**Aim:**
Copy out all of the data exactly as it appears.

**Input data:**
■ ■ ■ ■
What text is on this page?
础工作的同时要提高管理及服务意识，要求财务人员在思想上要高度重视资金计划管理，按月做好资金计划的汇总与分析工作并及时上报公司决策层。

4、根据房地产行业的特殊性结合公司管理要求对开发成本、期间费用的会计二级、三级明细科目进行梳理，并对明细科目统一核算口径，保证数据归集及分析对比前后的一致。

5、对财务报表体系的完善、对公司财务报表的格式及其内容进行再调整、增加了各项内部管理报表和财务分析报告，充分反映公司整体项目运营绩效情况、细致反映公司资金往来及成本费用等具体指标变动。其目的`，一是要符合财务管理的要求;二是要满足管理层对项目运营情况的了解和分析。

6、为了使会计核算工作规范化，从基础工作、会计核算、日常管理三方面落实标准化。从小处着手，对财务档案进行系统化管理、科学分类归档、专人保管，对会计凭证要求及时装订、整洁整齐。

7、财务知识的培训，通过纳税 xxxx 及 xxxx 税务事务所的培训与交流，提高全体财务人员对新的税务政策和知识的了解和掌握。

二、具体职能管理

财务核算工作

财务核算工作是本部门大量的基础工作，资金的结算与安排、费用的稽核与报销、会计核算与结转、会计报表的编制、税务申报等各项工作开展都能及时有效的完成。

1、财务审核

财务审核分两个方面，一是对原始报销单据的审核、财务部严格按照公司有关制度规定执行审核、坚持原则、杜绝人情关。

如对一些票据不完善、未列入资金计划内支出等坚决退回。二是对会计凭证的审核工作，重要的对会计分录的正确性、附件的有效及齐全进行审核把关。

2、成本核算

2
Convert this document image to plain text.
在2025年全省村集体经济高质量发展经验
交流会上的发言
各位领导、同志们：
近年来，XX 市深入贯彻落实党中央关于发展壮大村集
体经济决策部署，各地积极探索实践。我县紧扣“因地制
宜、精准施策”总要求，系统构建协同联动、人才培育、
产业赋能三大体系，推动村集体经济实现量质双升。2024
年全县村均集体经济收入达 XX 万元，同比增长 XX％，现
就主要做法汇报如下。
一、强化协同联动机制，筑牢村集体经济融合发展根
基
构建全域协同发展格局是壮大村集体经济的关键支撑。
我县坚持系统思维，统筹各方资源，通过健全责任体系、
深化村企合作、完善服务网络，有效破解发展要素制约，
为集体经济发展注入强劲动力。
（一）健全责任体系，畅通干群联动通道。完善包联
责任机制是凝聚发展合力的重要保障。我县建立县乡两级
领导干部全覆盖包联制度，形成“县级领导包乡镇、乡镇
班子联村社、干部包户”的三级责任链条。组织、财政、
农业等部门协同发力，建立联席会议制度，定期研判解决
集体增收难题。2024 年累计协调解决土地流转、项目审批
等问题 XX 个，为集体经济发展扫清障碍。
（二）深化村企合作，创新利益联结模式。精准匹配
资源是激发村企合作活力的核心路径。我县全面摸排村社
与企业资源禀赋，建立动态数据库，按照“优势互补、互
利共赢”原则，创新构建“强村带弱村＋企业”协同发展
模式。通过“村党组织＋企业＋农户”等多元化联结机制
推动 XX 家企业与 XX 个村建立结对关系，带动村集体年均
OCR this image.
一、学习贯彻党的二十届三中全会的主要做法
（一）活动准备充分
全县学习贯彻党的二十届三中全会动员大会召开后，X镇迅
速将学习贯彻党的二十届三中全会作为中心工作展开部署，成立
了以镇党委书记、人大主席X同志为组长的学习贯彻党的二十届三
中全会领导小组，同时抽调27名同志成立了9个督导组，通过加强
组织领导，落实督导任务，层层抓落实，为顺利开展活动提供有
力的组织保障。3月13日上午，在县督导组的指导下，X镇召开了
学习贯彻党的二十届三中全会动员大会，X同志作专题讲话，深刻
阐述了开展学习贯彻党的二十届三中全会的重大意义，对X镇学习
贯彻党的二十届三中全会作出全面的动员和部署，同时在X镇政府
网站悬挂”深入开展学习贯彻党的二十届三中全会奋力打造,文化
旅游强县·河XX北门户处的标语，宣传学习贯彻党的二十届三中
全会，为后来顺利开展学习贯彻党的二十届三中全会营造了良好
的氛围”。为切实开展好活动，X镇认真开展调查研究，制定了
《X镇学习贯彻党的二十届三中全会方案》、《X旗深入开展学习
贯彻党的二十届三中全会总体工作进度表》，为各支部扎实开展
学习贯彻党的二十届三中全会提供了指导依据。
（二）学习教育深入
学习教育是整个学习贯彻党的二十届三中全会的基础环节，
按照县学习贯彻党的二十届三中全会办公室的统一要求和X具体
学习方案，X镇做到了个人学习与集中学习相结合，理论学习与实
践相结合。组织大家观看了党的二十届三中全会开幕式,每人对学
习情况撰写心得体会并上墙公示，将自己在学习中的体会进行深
■ ■ ■ ■
**Solution below:**
What text is on this page?
础工作的同时要提高管理及服务意识，要求财务人员在思想上要高度重视资金计划管理，按月做好资金计划的汇总与分析工作并及时上报公司决策层。

4、根据房地产行业的特殊性结合公司管理要求对开发成本、期间费用的会计二级、三级明细科目进行梳理，并对明细科目统一核算口径，保证数据归集及分析对比前后的一致。

5、对财务报表体系的完善、对公司财务报表的格式及其内容进行再调整、增加了各项内部管理报表和财务分析报告，充分反映公司整体项目运营绩效情况、细致反映公司资金往来及成本费用等具体指标变动。其目的`，一是要符合财务管理的要求;二是要满足管理层对项目运营情况的了解和分析。

6、为了使会计核算工作规范化，从基础工作、会计核算、日常管理三方面落实标准化。从小处着手，对财务档案进行系统化管理、科学分类归档、专人保管，对会计凭证要求及时装订、整洁整齐。

7、财务知识的培训，通过纳税 xxxx 及 xxxx 税务事务所的培训与交流，提高全体财务人员对新的税务政策和知识的了解和掌握。

二、具体职能管理

财务核算工作

财务核算工作是本部门大量的基础工作，资金的结算与安排、费用的稽核与报销、会计核算与结转、会计报表的编制、税务申报等各项工作开展都能及时有效的完成。

1、财务审核

财务审核分两个方面，一是对原始报销单据的审核、财务部严格按照公司有关制度规定执行审核、坚持原则、杜绝人情关。

如对一些票据不完善、未列入资金计划内支出等坚决退回。二是对会计凭证的审核工作，重要的对会计分录的正确性、附件的有效及齐全进行审核把关。

2、成本核算

2
Convert this document image to plain text.
在2025年全省村集体经济高质量发展经验
交流会上的发言
各位领导、同志们：
近年来，XX 市深入贯彻落实党中央关于发展壮大村集
体经济决策部署，各地积极探索实践。我县紧扣“因地制
宜、精准施策”总要求，系统构建协同联动、人才培育、
产业赋能三大体系，推动村集体经济实现量质双升。2024
年全县村均集体经济收入达 XX 万元，同比增长 XX％，现
就主要做法汇报如下。
一、强化协同联动机制，筑牢村集体经济融合发展根
基
构建全域协同发展格局是壮大村集体经济的关键支撑。
我县坚持系统思维，统筹各方资源，通过健全责任体系、
深化村企合作、完善服务网络，有效破解发展要素制约，
为集体经济发展注入强劲动力。
（一）健全责任体系，畅通干群联动通道。完善包联
责任机制是凝聚发展合力的重要保障。我县建立县乡两级
领导干部全覆盖包联制度，形成“县级领导包乡镇、乡镇
班子联村社、干部包户”的三级责任链条。组织、财政、
农业等部门协同发力，建立联席会议制度，定期研判解决
集体增收难题。2024 年累计协调解决土地流转、项目审批
等问题 XX 个，为集体经济发展扫清障碍。
（二）深化村企合作，创新利益联结模式。精准匹配
资源是激发村企合作活力的核心路径。我县全面摸排村社
与企业资源禀赋，建立动态数据库，按照“优势互补、互
利共赢”原则，创新构建“强村带弱村＋企业”协同发展
模式。通过“村党组织＋企业＋农户”等多元化联结机制
推动 XX 家企业与 XX 个村建立结对关系，带动村集体年均
OCR this image.
一、学习贯彻党的二十届三中全会的主要做法
（一）活动准备充分
全县学习贯彻党的二十届三中全会动员大会召开后，X镇迅
速将学习贯彻党的二十届三中全会作为中心工作展开部署，成立
了以镇党委书记、人大主席X同志为组长的学习贯彻党的二十届三
中全会领导小组，同时抽调27名同志成立了9个督导组，通过加强
组织领导，落实督导任务，层层抓落实，为顺利开展活动提供有
力的组织保障。3月13日上午，在县督导组的指导下，X镇召开了
学习贯彻党的二十届三中全会动员大会，X同志作专题讲话，深刻
阐述了开展学习贯彻党的二十届三中全会的重大意义，对X镇学习
贯彻党的二十届三中全会作出全面的动员和部署，同时在X镇政府
网站悬挂”深入开展学习贯彻党的二十届三中全会奋力打造,文化
旅游强县·河XX北门户处的标语，宣传学习贯彻党的二十届三中
全会，为后来顺利开展学习贯彻党的二十届三中全会营造了良好
的氛围”。为切实开展好活动，X镇认真开展调查研究，制定了
《X镇学习贯彻党的二十届三中全会方案》、《X旗深入开展学习
贯彻党的二十届三中全会总体工作进度表》，为各支部扎实开展
学习贯彻党的二十届三中全会提供了指导依据。
（二）学习教育深入
学习教育是整个学习贯彻党的二十届三中全会的基础环节，
按照县学习贯彻党的二十届三中全会办公室的统一要求和X具体
学习方案，X镇做到了个人学习与集中学习相结合，理论学习与实
践相结合。组织大家观看了党的二十届三中全会开幕式,每人对学
习情况撰写心得体会并上墙公示，将自己在学习中的体会进行深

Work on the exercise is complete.